* EXERCISE BRIEF
Extract from the listing each line in which the word "underlying" appears.

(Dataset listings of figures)
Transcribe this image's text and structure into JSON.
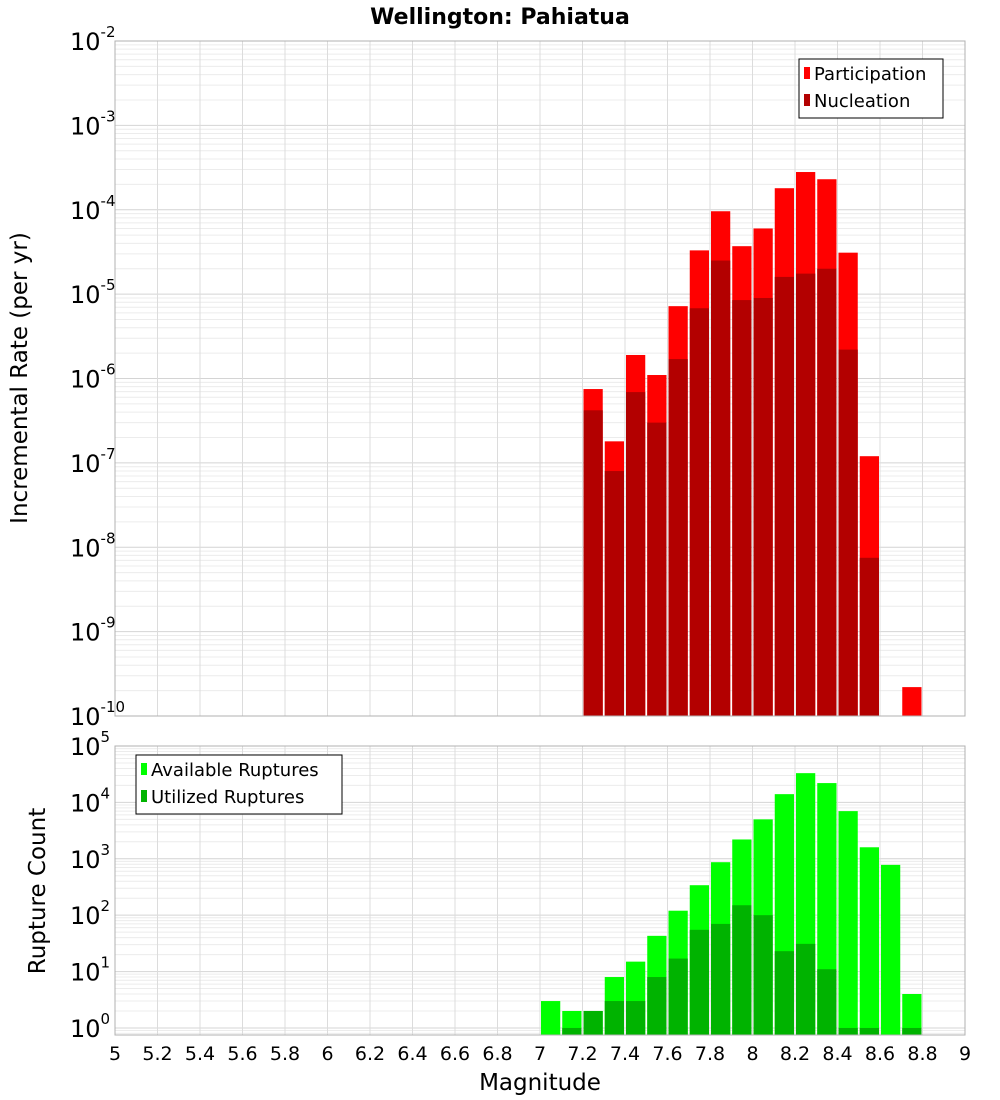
{
  "chart_data": [
    {
      "type": "bar",
      "title": "Wellington: Pahiatua",
      "xlabel": "",
      "ylabel": "Incremental Rate (per yr)",
      "yscale": "log",
      "ylim": [
        1e-10,
        0.01
      ],
      "xlim": [
        5,
        9
      ],
      "grid": true,
      "legend_position": "top-right",
      "series": [
        {
          "name": "Participation",
          "color": "#ff0000",
          "x": [
            7.25,
            7.35,
            7.45,
            7.55,
            7.65,
            7.75,
            7.85,
            7.95,
            8.05,
            8.15,
            8.25,
            8.35,
            8.45,
            8.55,
            8.75
          ],
          "values": [
            7.5e-07,
            1.8e-07,
            1.9e-06,
            1.1e-06,
            7.2e-06,
            3.3e-05,
            9.6e-05,
            3.7e-05,
            6e-05,
            0.00018,
            0.00028,
            0.00023,
            3.1e-05,
            1.2e-07,
            2.2e-10
          ]
        },
        {
          "name": "Nucleation",
          "color": "#b30000",
          "x": [
            7.25,
            7.35,
            7.45,
            7.55,
            7.65,
            7.75,
            7.85,
            7.95,
            8.05,
            8.15,
            8.25,
            8.35,
            8.45,
            8.55
          ],
          "values": [
            4.2e-07,
            8e-08,
            6.9e-07,
            3e-07,
            1.7e-06,
            6.8e-06,
            2.5e-05,
            8.5e-06,
            9e-06,
            1.6e-05,
            1.75e-05,
            2e-05,
            2.2e-06,
            7.5e-09
          ]
        }
      ]
    },
    {
      "type": "bar",
      "title": "",
      "xlabel": "Magnitude",
      "ylabel": "Rupture Count",
      "yscale": "log",
      "ylim": [
        0.75,
        100000.0
      ],
      "xlim": [
        5,
        9
      ],
      "xticks": [
        "5",
        "5.2",
        "5.4",
        "5.6",
        "5.8",
        "6",
        "6.2",
        "6.4",
        "6.6",
        "6.8",
        "7",
        "7.2",
        "7.4",
        "7.6",
        "7.8",
        "8",
        "8.2",
        "8.4",
        "8.6",
        "8.8",
        "9"
      ],
      "grid": true,
      "legend_position": "top-left",
      "series": [
        {
          "name": "Available Ruptures",
          "color": "#00ff00",
          "x": [
            7.05,
            7.15,
            7.25,
            7.35,
            7.45,
            7.55,
            7.65,
            7.75,
            7.85,
            7.95,
            8.05,
            8.15,
            8.25,
            8.35,
            8.45,
            8.55,
            8.65,
            8.75
          ],
          "values": [
            3,
            2,
            2,
            8,
            15,
            43,
            120,
            340,
            870,
            2200,
            5000,
            14000,
            33000,
            22000,
            7000,
            1600,
            780,
            4
          ]
        },
        {
          "name": "Utilized Ruptures",
          "color": "#00b300",
          "x": [
            7.15,
            7.25,
            7.35,
            7.45,
            7.55,
            7.65,
            7.75,
            7.85,
            7.95,
            8.05,
            8.15,
            8.25,
            8.35,
            8.45,
            8.55,
            8.75
          ],
          "values": [
            1,
            2,
            3,
            3,
            8,
            17,
            55,
            70,
            150,
            100,
            23,
            31,
            11,
            1,
            1,
            1
          ]
        }
      ]
    }
  ]
}
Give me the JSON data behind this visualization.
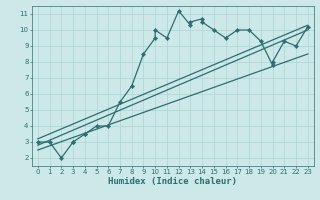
{
  "xlabel": "Humidex (Indice chaleur)",
  "bg_color": "#cce8e8",
  "grid_color": "#b0d8d8",
  "line_color": "#2d6e6e",
  "xlim": [
    -0.5,
    23.5
  ],
  "ylim": [
    1.5,
    11.5
  ],
  "xticks": [
    0,
    1,
    2,
    3,
    4,
    5,
    6,
    7,
    8,
    9,
    10,
    11,
    12,
    13,
    14,
    15,
    16,
    17,
    18,
    19,
    20,
    21,
    22,
    23
  ],
  "yticks": [
    2,
    3,
    4,
    5,
    6,
    7,
    8,
    9,
    10,
    11
  ],
  "main_series_x": [
    0,
    1,
    2,
    3,
    3,
    4,
    4,
    5,
    6,
    7,
    8,
    9,
    10,
    10,
    11,
    12,
    13,
    13,
    14,
    14,
    15,
    16,
    17,
    18,
    19,
    20,
    20,
    21,
    22,
    23
  ],
  "main_series_y": [
    3,
    3,
    2,
    3,
    3,
    3.5,
    3.5,
    4,
    4,
    5.5,
    6.5,
    8.5,
    9.5,
    10,
    9.5,
    11.2,
    10.3,
    10.5,
    10.7,
    10.5,
    10,
    9.5,
    10,
    10,
    9.3,
    7.8,
    8,
    9.3,
    9,
    10.2
  ],
  "line1_x": [
    0,
    23
  ],
  "line1_y": [
    2.8,
    10.0
  ],
  "line2_x": [
    0,
    23
  ],
  "line2_y": [
    2.5,
    8.5
  ],
  "line3_x": [
    0,
    23
  ],
  "line3_y": [
    3.2,
    10.3
  ],
  "marker": "D",
  "markersize": 2.2,
  "linewidth": 0.9
}
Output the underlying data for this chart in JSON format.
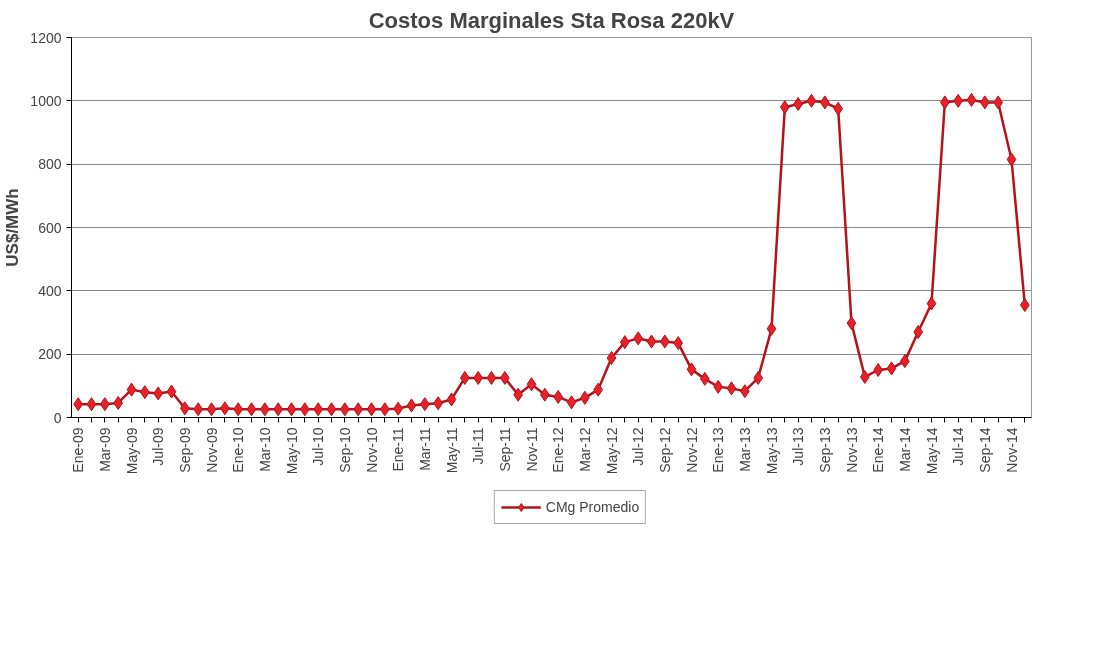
{
  "chart_data": {
    "type": "line",
    "title": "Costos Marginales Sta Rosa 220kV",
    "ylabel": "US$/MWh",
    "categories": [
      "Ene-09",
      null,
      "Mar-09",
      null,
      "May-09",
      null,
      "Jul-09",
      null,
      "Sep-09",
      null,
      "Nov-09",
      null,
      "Ene-10",
      null,
      "Mar-10",
      null,
      "May-10",
      null,
      "Jul-10",
      null,
      "Sep-10",
      null,
      "Nov-10",
      null,
      "Ene-11",
      null,
      "Mar-11",
      null,
      "May-11",
      null,
      "Jul-11",
      null,
      "Sep-11",
      null,
      "Nov-11",
      null,
      "Ene-12",
      null,
      "Mar-12",
      null,
      "May-12",
      null,
      "Jul-12",
      null,
      "Sep-12",
      null,
      "Nov-12",
      null,
      "Ene-13",
      null,
      "Mar-13",
      null,
      "May-13",
      null,
      "Jul-13",
      null,
      "Sep-13",
      null,
      "Nov-13",
      null,
      "Ene-14",
      null,
      "Mar-14",
      null,
      "May-14",
      null,
      "Jul-14",
      null,
      "Sep-14",
      null,
      "Nov-14",
      null
    ],
    "series": [
      {
        "name": "CMg Promedio",
        "color": "#b5121b",
        "values": [
          42,
          42,
          42,
          46,
          88,
          80,
          76,
          82,
          29,
          26,
          26,
          29,
          26,
          26,
          26,
          26,
          26,
          26,
          26,
          26,
          26,
          26,
          26,
          26,
          28,
          38,
          42,
          45,
          57,
          125,
          125,
          125,
          125,
          72,
          105,
          72,
          65,
          48,
          62,
          88,
          188,
          238,
          250,
          240,
          240,
          235,
          152,
          122,
          97,
          92,
          83,
          125,
          280,
          980,
          990,
          1000,
          995,
          975,
          298,
          128,
          150,
          155,
          178,
          270,
          360,
          995,
          1000,
          1003,
          995,
          995,
          815,
          355
        ]
      }
    ],
    "ylim": [
      0,
      1200
    ],
    "yticks": [
      0,
      200,
      400,
      600,
      800,
      1000,
      1200
    ],
    "grid": "y",
    "legend": "bottom",
    "marker": "diamond",
    "line_style": "solid"
  }
}
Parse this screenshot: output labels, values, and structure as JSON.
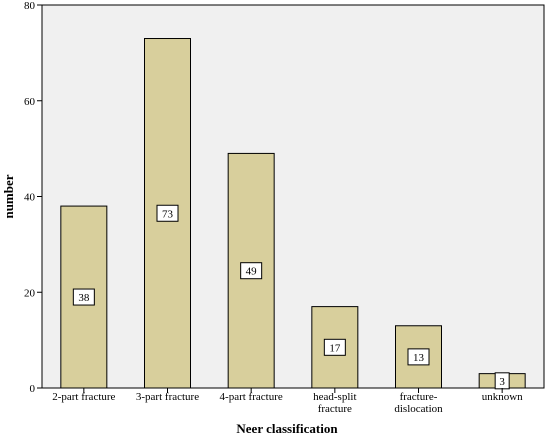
{
  "chart_data": {
    "type": "bar",
    "categories": [
      "2-part fracture",
      "3-part fracture",
      "4-part fracture",
      "head-split fracture",
      "fracture-dislocation",
      "unknown"
    ],
    "category_label_lines": [
      [
        "2-part fracture"
      ],
      [
        "3-part fracture"
      ],
      [
        "4-part fracture"
      ],
      [
        "head-split",
        "fracture"
      ],
      [
        "fracture-",
        "dislocation"
      ],
      [
        "unknown"
      ]
    ],
    "values": [
      38,
      73,
      49,
      17,
      13,
      3
    ],
    "data_labels": [
      "38",
      "73",
      "49",
      "17",
      "13",
      "3"
    ],
    "xlabel": "Neer classification",
    "ylabel": "number",
    "ylim": [
      0,
      80
    ],
    "yticks": [
      0,
      20,
      40,
      60,
      80
    ],
    "grid": false,
    "legend": "none"
  },
  "colors": {
    "plot_background": "#f0f0f0",
    "bar_fill": "#d8cf9c",
    "bar_stroke": "#000000",
    "axis": "#000000"
  }
}
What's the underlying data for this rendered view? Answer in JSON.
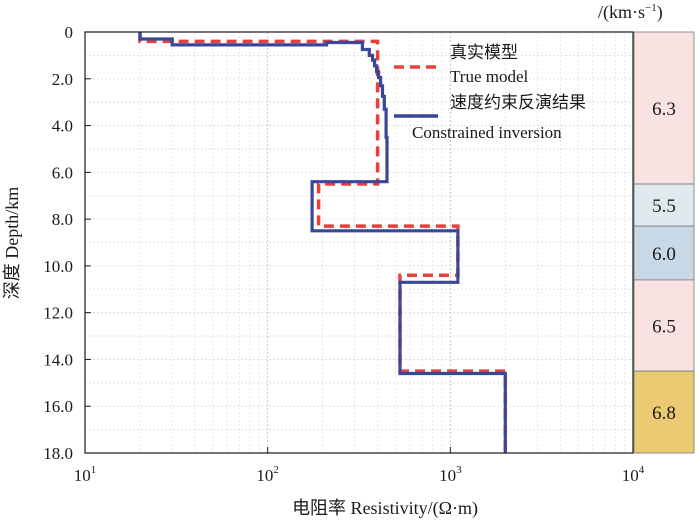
{
  "chart_data": {
    "type": "line",
    "title": "",
    "xlabel": "电阻率 Resistivity/(Ω·m)",
    "ylabel": "深度 Depth/km",
    "x_scale": "log",
    "xlim": [
      10,
      10000
    ],
    "ylim": [
      0,
      18
    ],
    "y_inverted": true,
    "grid": true,
    "x_ticks": [
      {
        "value": 10,
        "base": "10",
        "exp": "1"
      },
      {
        "value": 100,
        "base": "10",
        "exp": "2"
      },
      {
        "value": 1000,
        "base": "10",
        "exp": "3"
      },
      {
        "value": 10000,
        "base": "10",
        "exp": "4"
      }
    ],
    "y_ticks": [
      {
        "value": 0,
        "label": "0"
      },
      {
        "value": 2,
        "label": "2.0"
      },
      {
        "value": 4,
        "label": "4.0"
      },
      {
        "value": 6,
        "label": "6.0"
      },
      {
        "value": 8,
        "label": "8.0"
      },
      {
        "value": 10,
        "label": "10.0"
      },
      {
        "value": 12,
        "label": "12.0"
      },
      {
        "value": 14,
        "label": "14.0"
      },
      {
        "value": 16,
        "label": "16.0"
      },
      {
        "value": 18,
        "label": "18.0"
      }
    ],
    "legend_position": "top-right",
    "series": [
      {
        "name_zh": "真实模型",
        "name_en": "True model",
        "color": "#e8413c",
        "style": "dashed",
        "points": [
          [
            20,
            0
          ],
          [
            20,
            0.4
          ],
          [
            400,
            0.4
          ],
          [
            400,
            6.5
          ],
          [
            190,
            6.5
          ],
          [
            190,
            8.3
          ],
          [
            1100,
            8.3
          ],
          [
            1100,
            10.4
          ],
          [
            530,
            10.4
          ],
          [
            530,
            14.5
          ],
          [
            2000,
            14.5
          ],
          [
            2000,
            18
          ]
        ]
      },
      {
        "name_zh": "速度约束反演结果",
        "name_en": "Constrained inversion",
        "color": "#3a4697",
        "style": "solid",
        "points": [
          [
            20,
            0
          ],
          [
            20,
            0.3
          ],
          [
            30,
            0.3
          ],
          [
            30,
            0.55
          ],
          [
            210,
            0.55
          ],
          [
            210,
            0.45
          ],
          [
            330,
            0.45
          ],
          [
            330,
            0.75
          ],
          [
            360,
            0.75
          ],
          [
            360,
            1.0
          ],
          [
            375,
            1.0
          ],
          [
            375,
            1.2
          ],
          [
            385,
            1.2
          ],
          [
            385,
            1.45
          ],
          [
            395,
            1.45
          ],
          [
            395,
            1.7
          ],
          [
            405,
            1.7
          ],
          [
            405,
            1.95
          ],
          [
            415,
            1.95
          ],
          [
            415,
            2.3
          ],
          [
            425,
            2.3
          ],
          [
            425,
            2.75
          ],
          [
            435,
            2.75
          ],
          [
            435,
            3.3
          ],
          [
            445,
            3.3
          ],
          [
            445,
            4.5
          ],
          [
            450,
            4.5
          ],
          [
            450,
            6.4
          ],
          [
            175,
            6.4
          ],
          [
            175,
            8.5
          ],
          [
            1100,
            8.5
          ],
          [
            1100,
            10.7
          ],
          [
            530,
            10.7
          ],
          [
            530,
            14.6
          ],
          [
            2000,
            14.6
          ],
          [
            2000,
            18
          ]
        ]
      }
    ]
  },
  "velocity_column": {
    "unit_prefix": "/(km·s",
    "unit_exp": "−1",
    "unit_suffix": ")",
    "layers": [
      {
        "top": 0,
        "bottom": 6.5,
        "value": "6.3",
        "color": "#f8e2e2"
      },
      {
        "top": 6.5,
        "bottom": 8.3,
        "value": "5.5",
        "color": "#e0eaee"
      },
      {
        "top": 8.3,
        "bottom": 10.6,
        "value": "6.0",
        "color": "#c7d9e6"
      },
      {
        "top": 10.6,
        "bottom": 14.5,
        "value": "6.5",
        "color": "#f8e2e2"
      },
      {
        "top": 14.5,
        "bottom": 18,
        "value": "6.8",
        "color": "#ecca74"
      }
    ]
  }
}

* EXERCISE OUTPUT
Output the underlying data for this chart in JSON format.
What's the underlying data for this rendered view? Answer in JSON.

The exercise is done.